_INSTRUCTIONS FOR THE TASK_
Return all lines where the word "ffffff" can be found.

□ □ □ □ □ □ □

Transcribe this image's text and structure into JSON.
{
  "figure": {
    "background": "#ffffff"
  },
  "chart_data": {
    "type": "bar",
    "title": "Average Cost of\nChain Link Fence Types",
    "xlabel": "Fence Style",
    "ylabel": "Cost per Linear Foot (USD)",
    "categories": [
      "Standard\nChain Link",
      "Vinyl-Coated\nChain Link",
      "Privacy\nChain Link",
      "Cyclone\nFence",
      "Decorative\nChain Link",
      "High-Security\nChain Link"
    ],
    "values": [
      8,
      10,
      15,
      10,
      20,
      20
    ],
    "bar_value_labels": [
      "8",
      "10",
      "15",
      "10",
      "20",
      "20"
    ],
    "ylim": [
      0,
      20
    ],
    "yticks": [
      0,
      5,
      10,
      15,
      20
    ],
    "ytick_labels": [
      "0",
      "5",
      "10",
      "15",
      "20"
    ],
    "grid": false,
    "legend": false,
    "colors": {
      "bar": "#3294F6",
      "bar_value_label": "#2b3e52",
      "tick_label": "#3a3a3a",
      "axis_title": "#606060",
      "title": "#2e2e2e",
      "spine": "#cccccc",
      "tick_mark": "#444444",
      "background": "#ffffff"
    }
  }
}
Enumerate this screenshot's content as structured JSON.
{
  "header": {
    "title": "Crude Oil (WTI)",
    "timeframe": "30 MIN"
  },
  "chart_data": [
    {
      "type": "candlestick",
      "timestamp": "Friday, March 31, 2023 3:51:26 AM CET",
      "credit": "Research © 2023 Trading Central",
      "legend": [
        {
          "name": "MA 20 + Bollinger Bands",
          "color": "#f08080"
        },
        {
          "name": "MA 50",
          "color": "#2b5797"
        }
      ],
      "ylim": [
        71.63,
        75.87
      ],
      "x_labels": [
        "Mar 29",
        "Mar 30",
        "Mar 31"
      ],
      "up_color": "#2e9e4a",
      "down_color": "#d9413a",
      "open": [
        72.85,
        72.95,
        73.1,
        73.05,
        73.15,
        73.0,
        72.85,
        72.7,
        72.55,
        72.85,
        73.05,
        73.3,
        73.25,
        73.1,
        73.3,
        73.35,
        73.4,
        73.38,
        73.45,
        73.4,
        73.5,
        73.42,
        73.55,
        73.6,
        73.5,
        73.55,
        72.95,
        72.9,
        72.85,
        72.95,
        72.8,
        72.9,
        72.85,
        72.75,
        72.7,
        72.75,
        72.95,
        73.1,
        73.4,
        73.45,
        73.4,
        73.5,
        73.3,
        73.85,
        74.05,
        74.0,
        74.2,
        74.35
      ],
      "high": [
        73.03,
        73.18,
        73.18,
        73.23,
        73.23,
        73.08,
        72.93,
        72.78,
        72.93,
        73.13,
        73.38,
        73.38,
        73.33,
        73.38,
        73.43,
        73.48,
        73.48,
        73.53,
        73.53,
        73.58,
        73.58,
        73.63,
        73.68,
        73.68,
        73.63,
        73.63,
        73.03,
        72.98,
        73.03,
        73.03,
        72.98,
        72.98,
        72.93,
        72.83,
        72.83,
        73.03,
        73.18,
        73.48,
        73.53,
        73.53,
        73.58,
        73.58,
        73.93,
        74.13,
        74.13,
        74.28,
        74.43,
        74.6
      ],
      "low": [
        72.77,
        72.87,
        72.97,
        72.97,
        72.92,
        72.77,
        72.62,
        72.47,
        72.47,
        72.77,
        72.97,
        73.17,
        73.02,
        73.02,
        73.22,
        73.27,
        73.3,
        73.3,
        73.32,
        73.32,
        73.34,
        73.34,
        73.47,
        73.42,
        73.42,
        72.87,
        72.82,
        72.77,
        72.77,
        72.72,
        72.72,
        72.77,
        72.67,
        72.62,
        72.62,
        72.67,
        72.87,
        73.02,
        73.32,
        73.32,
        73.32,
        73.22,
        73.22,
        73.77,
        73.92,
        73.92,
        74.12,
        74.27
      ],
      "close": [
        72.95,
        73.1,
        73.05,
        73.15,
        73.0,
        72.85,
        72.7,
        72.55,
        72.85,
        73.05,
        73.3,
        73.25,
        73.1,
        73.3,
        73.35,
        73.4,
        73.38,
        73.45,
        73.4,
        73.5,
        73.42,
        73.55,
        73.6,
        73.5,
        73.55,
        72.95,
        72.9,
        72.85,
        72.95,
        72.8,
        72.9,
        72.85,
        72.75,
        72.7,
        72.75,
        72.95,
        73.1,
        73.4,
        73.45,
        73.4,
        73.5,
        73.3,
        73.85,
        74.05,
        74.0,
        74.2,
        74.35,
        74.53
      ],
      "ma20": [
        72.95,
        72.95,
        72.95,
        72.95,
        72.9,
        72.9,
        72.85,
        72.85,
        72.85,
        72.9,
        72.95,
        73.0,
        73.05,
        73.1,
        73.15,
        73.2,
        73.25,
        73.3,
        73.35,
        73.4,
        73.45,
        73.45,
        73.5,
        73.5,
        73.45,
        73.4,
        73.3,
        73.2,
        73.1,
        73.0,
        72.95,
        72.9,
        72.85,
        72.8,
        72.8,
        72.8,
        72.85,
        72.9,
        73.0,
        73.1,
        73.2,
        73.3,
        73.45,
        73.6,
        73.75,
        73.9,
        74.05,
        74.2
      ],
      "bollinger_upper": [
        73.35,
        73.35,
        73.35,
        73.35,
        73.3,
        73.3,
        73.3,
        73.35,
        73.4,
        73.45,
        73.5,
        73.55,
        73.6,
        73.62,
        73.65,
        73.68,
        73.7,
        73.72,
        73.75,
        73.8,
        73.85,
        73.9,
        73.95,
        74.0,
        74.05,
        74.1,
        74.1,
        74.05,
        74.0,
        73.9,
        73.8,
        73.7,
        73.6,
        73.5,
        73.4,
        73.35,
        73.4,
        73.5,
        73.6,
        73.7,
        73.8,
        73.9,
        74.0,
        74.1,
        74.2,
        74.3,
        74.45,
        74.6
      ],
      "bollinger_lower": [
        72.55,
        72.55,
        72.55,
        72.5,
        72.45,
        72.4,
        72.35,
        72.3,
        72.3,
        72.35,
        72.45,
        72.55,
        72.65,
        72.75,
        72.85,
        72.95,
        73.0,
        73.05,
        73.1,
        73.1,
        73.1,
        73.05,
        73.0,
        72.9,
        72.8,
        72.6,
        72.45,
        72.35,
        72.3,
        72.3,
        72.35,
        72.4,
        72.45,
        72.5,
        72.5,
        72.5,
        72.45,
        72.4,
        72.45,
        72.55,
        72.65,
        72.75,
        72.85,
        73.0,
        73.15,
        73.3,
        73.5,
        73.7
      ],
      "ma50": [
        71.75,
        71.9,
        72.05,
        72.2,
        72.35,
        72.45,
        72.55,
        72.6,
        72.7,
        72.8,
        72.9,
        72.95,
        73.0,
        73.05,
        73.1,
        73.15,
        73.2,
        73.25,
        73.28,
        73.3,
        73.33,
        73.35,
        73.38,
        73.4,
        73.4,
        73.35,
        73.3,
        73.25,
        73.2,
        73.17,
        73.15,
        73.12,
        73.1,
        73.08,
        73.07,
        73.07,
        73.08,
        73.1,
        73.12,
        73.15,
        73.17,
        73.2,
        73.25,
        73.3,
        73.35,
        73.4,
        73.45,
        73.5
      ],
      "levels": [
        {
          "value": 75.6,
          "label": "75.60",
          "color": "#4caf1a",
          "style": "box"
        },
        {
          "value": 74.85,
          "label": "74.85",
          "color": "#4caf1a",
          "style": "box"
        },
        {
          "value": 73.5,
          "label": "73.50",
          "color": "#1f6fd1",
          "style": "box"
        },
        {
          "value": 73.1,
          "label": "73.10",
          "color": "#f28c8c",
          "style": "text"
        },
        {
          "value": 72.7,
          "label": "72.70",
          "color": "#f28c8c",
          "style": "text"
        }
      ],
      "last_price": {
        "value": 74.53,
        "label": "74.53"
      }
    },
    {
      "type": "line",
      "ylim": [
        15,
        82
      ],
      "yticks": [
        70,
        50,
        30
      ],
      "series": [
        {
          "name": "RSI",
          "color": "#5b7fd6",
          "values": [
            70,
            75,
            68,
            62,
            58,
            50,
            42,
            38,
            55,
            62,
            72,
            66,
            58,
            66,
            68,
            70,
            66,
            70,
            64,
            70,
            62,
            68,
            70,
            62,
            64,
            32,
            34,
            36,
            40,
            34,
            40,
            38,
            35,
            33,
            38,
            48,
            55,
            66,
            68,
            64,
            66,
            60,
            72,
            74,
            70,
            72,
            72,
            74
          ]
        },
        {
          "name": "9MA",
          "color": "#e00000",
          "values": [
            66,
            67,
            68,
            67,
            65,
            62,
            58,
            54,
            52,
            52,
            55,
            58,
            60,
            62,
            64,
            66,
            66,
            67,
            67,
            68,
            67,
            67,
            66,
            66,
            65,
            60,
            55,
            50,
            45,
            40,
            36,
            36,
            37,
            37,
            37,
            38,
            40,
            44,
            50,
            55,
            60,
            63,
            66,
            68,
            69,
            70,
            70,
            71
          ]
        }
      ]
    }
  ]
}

□ □ □ □ □ □ □

_IN RESPONSE_
    "background": "#ffffff"
      "background": "#ffffff"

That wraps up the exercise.